▸ **Stated task**:
Repeat every line below exactly, word for word.

Extracted data entries:
▼

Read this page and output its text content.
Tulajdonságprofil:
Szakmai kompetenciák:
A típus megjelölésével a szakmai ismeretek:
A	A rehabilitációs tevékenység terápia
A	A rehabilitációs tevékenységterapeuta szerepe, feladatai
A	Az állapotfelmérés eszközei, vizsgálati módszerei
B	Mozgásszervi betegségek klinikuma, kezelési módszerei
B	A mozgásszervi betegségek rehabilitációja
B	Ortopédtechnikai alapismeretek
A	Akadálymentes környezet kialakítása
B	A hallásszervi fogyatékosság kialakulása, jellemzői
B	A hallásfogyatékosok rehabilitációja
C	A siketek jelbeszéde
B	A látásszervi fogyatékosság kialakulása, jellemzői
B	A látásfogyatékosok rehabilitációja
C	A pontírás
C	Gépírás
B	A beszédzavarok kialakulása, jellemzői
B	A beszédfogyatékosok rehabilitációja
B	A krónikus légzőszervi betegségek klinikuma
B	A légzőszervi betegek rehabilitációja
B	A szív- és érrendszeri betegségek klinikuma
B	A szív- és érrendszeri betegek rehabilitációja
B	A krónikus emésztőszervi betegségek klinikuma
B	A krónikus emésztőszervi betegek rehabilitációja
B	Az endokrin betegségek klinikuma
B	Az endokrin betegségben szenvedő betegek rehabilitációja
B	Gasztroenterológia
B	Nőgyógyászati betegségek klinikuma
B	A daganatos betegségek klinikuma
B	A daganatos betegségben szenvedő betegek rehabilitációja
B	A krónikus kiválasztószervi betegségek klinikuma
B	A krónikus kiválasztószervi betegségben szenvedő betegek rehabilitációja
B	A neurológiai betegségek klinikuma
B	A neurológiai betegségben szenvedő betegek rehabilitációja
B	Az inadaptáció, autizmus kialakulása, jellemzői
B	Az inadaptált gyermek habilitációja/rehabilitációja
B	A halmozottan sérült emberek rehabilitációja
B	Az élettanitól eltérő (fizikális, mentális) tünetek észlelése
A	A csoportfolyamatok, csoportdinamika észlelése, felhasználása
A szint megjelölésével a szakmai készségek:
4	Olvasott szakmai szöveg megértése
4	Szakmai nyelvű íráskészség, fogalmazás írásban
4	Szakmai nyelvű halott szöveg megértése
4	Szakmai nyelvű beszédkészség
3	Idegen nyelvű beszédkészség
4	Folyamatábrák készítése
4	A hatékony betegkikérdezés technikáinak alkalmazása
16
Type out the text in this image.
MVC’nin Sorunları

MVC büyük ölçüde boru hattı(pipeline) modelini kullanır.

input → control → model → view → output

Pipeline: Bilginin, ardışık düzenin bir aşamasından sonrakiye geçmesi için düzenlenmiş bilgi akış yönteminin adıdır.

▲

▸ **Response for this exercise**:
Read this page and output its text content.
Tulajdonságprofil:
Szakmai kompetenciák:
A típus megjelölésével a szakmai ismeretek:
A	A rehabilitációs tevékenység terápia
A	A rehabilitációs tevékenységterapeuta szerepe, feladatai
A	Az állapotfelmérés eszközei, vizsgálati módszerei
B	Mozgásszervi betegségek klinikuma, kezelési módszerei
B	A mozgásszervi betegségek rehabilitációja
B	Ortopédtechnikai alapismeretek
A	Akadálymentes környezet kialakítása
B	A hallásszervi fogyatékosság kialakulása, jellemzői
B	A hallásfogyatékosok rehabilitációja
C	A siketek jelbeszéde
B	A látásszervi fogyatékosság kialakulása, jellemzői
B	A látásfogyatékosok rehabilitációja
C	A pontírás
C	Gépírás
B	A beszédzavarok kialakulása, jellemzői
B	A beszédfogyatékosok rehabilitációja
B	A krónikus légzőszervi betegségek klinikuma
B	A légzőszervi betegek rehabilitációja
B	A szív- és érrendszeri betegségek klinikuma
B	A szív- és érrendszeri betegek rehabilitációja
B	A krónikus emésztőszervi betegségek klinikuma
B	A krónikus emésztőszervi betegek rehabilitációja
B	Az endokrin betegségek klinikuma
B	Az endokrin betegségben szenvedő betegek rehabilitációja
B	Gasztroenterológia
B	Nőgyógyászati betegségek klinikuma
B	A daganatos betegségek klinikuma
B	A daganatos betegségben szenvedő betegek rehabilitációja
B	A krónikus kiválasztószervi betegségek klinikuma
B	A krónikus kiválasztószervi betegségben szenvedő betegek rehabilitációja
B	A neurológiai betegségek klinikuma
B	A neurológiai betegségben szenvedő betegek rehabilitációja
B	Az inadaptáció, autizmus kialakulása, jellemzői
B	Az inadaptált gyermek habilitációja/rehabilitációja
B	A halmozottan sérült emberek rehabilitációja
B	Az élettanitól eltérő (fizikális, mentális) tünetek észlelése
A	A csoportfolyamatok, csoportdinamika észlelése, felhasználása
A szint megjelölésével a szakmai készségek:
4	Olvasott szakmai szöveg megértése
4	Szakmai nyelvű íráskészség, fogalmazás írásban
4	Szakmai nyelvű halott szöveg megértése
4	Szakmai nyelvű beszédkészség
3	Idegen nyelvű beszédkészség
4	Folyamatábrák készítése
4	A hatékony betegkikérdezés technikáinak alkalmazása
16
Type out the text in this image.
MVC’nin Sorunları

MVC büyük ölçüde boru hattı(pipeline) modelini kullanır.

input → control → model → view → output

Pipeline: Bilginin, ardışık düzenin bir aşamasından sonrakiye geçmesi için düzenlenmiş bilgi akış yönteminin adıdır.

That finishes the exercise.